▸ WHAT THE TASK REQUIRES: Repeat every line of the listing below word for word, leaving nothing out.

Element and coordinate records:
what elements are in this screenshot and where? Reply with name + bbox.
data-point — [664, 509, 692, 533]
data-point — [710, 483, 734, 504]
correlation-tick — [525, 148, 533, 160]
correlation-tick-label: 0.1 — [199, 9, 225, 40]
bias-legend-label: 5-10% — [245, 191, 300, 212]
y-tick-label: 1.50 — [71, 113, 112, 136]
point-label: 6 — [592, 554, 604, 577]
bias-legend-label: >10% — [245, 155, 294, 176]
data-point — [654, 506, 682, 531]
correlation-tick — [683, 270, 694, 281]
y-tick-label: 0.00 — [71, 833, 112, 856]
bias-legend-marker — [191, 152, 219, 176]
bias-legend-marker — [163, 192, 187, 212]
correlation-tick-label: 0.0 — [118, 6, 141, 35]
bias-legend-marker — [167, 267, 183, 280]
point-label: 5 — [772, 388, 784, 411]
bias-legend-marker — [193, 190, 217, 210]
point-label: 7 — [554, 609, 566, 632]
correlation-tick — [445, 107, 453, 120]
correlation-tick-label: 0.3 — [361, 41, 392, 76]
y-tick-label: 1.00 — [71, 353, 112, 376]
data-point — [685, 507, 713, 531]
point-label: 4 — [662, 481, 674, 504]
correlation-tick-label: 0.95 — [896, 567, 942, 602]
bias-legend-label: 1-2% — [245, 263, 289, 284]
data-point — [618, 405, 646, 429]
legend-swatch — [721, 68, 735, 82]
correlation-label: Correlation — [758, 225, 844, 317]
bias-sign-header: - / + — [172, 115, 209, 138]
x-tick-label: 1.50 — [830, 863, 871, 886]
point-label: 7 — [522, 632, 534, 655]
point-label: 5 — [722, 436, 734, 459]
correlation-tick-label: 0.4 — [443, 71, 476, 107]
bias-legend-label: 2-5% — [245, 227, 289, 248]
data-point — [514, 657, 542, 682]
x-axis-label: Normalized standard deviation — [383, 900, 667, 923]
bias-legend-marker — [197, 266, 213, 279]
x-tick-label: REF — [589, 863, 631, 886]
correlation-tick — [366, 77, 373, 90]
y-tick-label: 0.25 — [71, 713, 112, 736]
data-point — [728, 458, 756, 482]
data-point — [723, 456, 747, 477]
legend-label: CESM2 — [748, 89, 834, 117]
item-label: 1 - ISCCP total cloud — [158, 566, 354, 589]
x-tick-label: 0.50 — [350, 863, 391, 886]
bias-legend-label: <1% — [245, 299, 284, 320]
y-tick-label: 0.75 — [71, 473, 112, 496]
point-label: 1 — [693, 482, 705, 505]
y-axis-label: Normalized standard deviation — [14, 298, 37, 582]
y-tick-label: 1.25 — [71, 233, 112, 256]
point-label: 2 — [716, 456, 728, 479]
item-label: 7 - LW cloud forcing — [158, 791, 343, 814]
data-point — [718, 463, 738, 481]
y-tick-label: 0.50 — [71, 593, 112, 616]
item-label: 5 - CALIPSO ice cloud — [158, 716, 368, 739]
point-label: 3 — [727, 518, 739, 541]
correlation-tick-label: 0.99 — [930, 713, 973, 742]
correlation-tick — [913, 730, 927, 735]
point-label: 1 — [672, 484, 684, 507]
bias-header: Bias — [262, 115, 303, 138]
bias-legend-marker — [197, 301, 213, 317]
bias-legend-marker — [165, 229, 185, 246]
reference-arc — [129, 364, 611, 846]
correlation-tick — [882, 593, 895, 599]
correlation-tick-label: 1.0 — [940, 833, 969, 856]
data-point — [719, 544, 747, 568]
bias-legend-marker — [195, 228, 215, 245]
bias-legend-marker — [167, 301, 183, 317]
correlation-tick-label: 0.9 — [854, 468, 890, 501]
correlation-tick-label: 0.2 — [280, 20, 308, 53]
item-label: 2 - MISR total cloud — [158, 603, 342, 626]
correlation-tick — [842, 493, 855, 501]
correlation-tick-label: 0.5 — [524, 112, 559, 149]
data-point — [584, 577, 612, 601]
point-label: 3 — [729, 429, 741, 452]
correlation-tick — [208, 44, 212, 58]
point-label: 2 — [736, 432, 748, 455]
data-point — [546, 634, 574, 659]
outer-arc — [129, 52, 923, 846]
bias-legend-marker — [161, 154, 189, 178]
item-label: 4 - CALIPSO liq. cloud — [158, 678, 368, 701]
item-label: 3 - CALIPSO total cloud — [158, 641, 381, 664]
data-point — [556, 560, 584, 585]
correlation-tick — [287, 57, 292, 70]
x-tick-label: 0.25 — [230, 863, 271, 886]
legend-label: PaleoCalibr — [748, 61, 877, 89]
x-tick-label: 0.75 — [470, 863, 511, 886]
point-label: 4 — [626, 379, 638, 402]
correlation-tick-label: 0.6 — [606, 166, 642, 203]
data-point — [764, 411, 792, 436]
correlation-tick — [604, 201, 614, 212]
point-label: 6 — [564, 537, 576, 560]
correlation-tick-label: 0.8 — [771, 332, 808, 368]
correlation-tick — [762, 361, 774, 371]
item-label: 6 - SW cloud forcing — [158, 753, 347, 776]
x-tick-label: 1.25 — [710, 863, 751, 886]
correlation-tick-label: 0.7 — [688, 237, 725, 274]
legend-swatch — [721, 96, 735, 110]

▸ WRITTEN RESPONSE:
what elements are in this screenshot and where? Reply with name + bbox.
data-point — [664, 509, 692, 533]
data-point — [710, 483, 734, 504]
correlation-tick — [525, 148, 533, 160]
correlation-tick-label: 0.1 — [199, 9, 225, 40]
bias-legend-label: 5-10% — [245, 191, 300, 212]
y-tick-label: 1.50 — [71, 113, 112, 136]
point-label: 6 — [592, 554, 604, 577]
bias-legend-label: >10% — [245, 155, 294, 176]
data-point — [654, 506, 682, 531]
correlation-tick — [683, 270, 694, 281]
y-tick-label: 0.00 — [71, 833, 112, 856]
bias-legend-marker — [191, 152, 219, 176]
bias-legend-marker — [163, 192, 187, 212]
correlation-tick-label: 0.0 — [118, 6, 141, 35]
bias-legend-marker — [167, 267, 183, 280]
point-label: 5 — [772, 388, 784, 411]
bias-legend-marker — [193, 190, 217, 210]
point-label: 7 — [554, 609, 566, 632]
correlation-tick — [445, 107, 453, 120]
correlation-tick-label: 0.3 — [361, 41, 392, 76]
y-tick-label: 1.00 — [71, 353, 112, 376]
data-point — [685, 507, 713, 531]
point-label: 4 — [662, 481, 674, 504]
correlation-tick-label: 0.95 — [896, 567, 942, 602]
bias-legend-label: 1-2% — [245, 263, 289, 284]
data-point — [618, 405, 646, 429]
legend-swatch — [721, 68, 735, 82]
correlation-label: Correlation — [758, 225, 844, 317]
bias-sign-header: - / + — [172, 115, 209, 138]
x-tick-label: 1.50 — [830, 863, 871, 886]
point-label: 7 — [522, 632, 534, 655]
point-label: 5 — [722, 436, 734, 459]
correlation-tick-label: 0.4 — [443, 71, 476, 107]
bias-legend-label: 2-5% — [245, 227, 289, 248]
data-point — [514, 657, 542, 682]
x-axis-label: Normalized standard deviation — [383, 900, 667, 923]
bias-legend-marker — [197, 266, 213, 279]
x-tick-label: REF — [589, 863, 631, 886]
correlation-tick — [366, 77, 373, 90]
y-tick-label: 0.25 — [71, 713, 112, 736]
data-point — [728, 458, 756, 482]
data-point — [723, 456, 747, 477]
legend-label: CESM2 — [748, 89, 834, 117]
item-label: 1 - ISCCP total cloud — [158, 566, 354, 589]
x-tick-label: 0.50 — [350, 863, 391, 886]
bias-legend-label: <1% — [245, 299, 284, 320]
y-tick-label: 0.75 — [71, 473, 112, 496]
point-label: 1 — [693, 482, 705, 505]
y-axis-label: Normalized standard deviation — [14, 298, 37, 582]
y-tick-label: 1.25 — [71, 233, 112, 256]
point-label: 2 — [716, 456, 728, 479]
item-label: 7 - LW cloud forcing — [158, 791, 343, 814]
data-point — [718, 463, 738, 481]
y-tick-label: 0.50 — [71, 593, 112, 616]
item-label: 5 - CALIPSO ice cloud — [158, 716, 368, 739]
point-label: 3 — [727, 518, 739, 541]
correlation-tick-label: 0.99 — [930, 713, 973, 742]
correlation-tick — [913, 730, 927, 735]
point-label: 1 — [672, 484, 684, 507]
bias-header: Bias — [262, 115, 303, 138]
bias-legend-marker — [197, 301, 213, 317]
bias-legend-marker — [165, 229, 185, 246]
reference-arc — [129, 364, 611, 846]
correlation-tick — [882, 593, 895, 599]
correlation-tick-label: 1.0 — [940, 833, 969, 856]
data-point — [719, 544, 747, 568]
bias-legend-marker — [195, 228, 215, 245]
bias-legend-marker — [167, 301, 183, 317]
correlation-tick-label: 0.9 — [854, 468, 890, 501]
correlation-tick-label: 0.2 — [280, 20, 308, 53]
item-label: 2 - MISR total cloud — [158, 603, 342, 626]
correlation-tick — [842, 493, 855, 501]
correlation-tick-label: 0.5 — [524, 112, 559, 149]
data-point — [584, 577, 612, 601]
point-label: 3 — [729, 429, 741, 452]
correlation-tick — [208, 44, 212, 58]
point-label: 2 — [736, 432, 748, 455]
data-point — [546, 634, 574, 659]
outer-arc — [129, 52, 923, 846]
bias-legend-marker — [161, 154, 189, 178]
item-label: 4 - CALIPSO liq. cloud — [158, 678, 368, 701]
item-label: 3 - CALIPSO total cloud — [158, 641, 381, 664]
data-point — [556, 560, 584, 585]
correlation-tick — [287, 57, 292, 70]
x-tick-label: 0.25 — [230, 863, 271, 886]
legend-label: PaleoCalibr — [748, 61, 877, 89]
x-tick-label: 0.75 — [470, 863, 511, 886]
point-label: 4 — [626, 379, 638, 402]
correlation-tick-label: 0.6 — [606, 166, 642, 203]
data-point — [764, 411, 792, 436]
correlation-tick — [604, 201, 614, 212]
point-label: 6 — [564, 537, 576, 560]
correlation-tick-label: 0.8 — [771, 332, 808, 368]
correlation-tick — [762, 361, 774, 371]
item-label: 6 - SW cloud forcing — [158, 753, 347, 776]
x-tick-label: 1.25 — [710, 863, 751, 886]
correlation-tick-label: 0.7 — [688, 237, 725, 274]
legend-swatch — [721, 96, 735, 110]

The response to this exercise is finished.